-- DIRECTION --
Find how many lines hold the word "Vashchyshyn" and give that number only.

-- RECORDS FOR THIS EXERCISE --

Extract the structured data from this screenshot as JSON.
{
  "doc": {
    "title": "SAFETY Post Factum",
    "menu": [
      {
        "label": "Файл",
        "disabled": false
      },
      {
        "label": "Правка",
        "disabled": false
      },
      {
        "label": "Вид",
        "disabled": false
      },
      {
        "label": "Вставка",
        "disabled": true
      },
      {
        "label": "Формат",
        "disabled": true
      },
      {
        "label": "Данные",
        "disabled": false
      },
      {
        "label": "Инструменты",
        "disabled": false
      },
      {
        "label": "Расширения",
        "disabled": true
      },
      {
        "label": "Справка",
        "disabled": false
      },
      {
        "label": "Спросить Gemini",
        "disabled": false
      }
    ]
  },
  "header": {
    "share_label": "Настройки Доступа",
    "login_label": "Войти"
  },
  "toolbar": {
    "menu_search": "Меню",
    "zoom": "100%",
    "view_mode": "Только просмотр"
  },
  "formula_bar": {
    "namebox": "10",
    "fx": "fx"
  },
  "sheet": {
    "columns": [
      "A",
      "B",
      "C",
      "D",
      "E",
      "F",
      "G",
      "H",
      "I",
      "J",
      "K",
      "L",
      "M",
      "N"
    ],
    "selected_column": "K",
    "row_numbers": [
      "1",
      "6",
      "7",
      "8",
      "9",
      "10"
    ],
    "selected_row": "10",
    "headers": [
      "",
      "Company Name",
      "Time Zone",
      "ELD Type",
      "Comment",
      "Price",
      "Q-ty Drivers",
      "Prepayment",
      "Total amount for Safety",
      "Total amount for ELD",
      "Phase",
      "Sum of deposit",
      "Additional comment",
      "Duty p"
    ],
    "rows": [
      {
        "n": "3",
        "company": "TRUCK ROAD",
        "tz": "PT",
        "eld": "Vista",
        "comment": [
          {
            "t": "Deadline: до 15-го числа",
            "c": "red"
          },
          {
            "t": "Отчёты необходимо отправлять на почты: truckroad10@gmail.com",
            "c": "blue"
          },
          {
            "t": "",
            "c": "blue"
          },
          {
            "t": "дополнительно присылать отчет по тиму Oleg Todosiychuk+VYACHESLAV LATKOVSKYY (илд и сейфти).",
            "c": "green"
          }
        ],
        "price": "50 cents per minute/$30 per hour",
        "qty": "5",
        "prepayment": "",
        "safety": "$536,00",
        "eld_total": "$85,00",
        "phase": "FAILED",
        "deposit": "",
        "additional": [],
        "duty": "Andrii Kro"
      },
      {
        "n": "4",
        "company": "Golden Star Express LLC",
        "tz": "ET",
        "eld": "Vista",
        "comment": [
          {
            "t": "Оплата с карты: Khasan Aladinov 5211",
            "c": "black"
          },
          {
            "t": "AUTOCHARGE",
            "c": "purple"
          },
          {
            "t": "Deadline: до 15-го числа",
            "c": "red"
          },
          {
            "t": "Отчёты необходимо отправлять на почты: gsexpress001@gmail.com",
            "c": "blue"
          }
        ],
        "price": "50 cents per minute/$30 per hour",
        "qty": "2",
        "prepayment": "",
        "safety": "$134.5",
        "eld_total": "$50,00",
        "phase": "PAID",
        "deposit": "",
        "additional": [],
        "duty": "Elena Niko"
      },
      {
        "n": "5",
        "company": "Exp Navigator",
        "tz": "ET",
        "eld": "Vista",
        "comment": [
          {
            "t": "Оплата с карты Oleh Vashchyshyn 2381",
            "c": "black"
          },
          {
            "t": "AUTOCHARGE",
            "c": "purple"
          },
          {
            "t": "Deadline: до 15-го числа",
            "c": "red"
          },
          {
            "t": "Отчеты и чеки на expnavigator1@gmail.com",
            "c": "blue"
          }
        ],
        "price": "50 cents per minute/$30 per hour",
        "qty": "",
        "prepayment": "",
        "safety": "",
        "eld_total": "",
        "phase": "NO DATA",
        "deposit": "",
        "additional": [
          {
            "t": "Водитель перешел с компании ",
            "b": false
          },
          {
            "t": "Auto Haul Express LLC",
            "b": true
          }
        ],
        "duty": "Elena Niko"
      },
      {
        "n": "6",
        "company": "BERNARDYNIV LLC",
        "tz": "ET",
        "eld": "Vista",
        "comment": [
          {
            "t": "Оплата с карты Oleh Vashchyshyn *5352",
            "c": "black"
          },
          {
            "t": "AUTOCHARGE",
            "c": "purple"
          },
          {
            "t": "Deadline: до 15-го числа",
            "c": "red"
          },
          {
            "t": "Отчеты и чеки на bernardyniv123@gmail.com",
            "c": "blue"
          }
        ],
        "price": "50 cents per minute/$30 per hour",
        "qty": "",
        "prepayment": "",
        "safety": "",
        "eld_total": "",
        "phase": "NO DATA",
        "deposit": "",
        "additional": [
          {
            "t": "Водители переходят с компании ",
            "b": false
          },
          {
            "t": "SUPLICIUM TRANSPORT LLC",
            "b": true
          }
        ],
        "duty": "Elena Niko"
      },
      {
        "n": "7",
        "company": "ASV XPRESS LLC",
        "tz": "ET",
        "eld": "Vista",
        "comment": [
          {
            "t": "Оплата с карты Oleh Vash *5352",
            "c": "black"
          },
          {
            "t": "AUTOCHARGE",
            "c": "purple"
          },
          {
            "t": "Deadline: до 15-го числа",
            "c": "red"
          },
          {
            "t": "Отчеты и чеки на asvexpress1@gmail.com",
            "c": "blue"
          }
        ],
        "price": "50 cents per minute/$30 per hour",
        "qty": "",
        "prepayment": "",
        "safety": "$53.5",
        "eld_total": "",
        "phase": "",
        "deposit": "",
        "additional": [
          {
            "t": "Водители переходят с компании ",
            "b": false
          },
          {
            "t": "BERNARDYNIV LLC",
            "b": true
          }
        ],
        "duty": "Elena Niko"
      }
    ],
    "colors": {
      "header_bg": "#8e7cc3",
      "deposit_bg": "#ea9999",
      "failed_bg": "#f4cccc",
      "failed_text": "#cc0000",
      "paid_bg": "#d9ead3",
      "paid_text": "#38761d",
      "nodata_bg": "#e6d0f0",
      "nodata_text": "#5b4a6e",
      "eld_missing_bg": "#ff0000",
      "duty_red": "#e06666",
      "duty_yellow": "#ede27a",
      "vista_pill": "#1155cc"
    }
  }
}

---

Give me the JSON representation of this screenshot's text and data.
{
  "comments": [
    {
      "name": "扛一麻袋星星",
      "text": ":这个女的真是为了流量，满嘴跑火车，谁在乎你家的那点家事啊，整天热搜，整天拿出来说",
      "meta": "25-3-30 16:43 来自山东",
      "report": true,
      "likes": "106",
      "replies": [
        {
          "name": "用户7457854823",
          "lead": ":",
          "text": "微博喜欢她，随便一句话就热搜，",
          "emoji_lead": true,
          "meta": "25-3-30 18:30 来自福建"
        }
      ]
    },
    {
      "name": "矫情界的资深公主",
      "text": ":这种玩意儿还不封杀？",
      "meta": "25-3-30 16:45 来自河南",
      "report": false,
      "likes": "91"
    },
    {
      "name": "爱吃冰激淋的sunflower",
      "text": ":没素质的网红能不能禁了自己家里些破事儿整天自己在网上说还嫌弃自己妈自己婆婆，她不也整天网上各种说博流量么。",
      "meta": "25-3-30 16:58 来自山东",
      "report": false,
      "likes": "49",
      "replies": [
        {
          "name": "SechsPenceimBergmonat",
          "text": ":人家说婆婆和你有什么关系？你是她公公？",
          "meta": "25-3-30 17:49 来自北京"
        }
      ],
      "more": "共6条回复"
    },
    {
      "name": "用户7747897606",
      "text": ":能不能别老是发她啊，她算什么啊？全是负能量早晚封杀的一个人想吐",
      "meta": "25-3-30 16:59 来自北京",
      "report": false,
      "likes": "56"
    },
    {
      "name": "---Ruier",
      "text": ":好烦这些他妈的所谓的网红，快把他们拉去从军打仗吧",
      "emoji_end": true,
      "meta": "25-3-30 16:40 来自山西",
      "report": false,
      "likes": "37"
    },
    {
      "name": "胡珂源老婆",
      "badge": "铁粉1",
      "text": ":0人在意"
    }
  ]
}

-- FULL SOLUTION --
2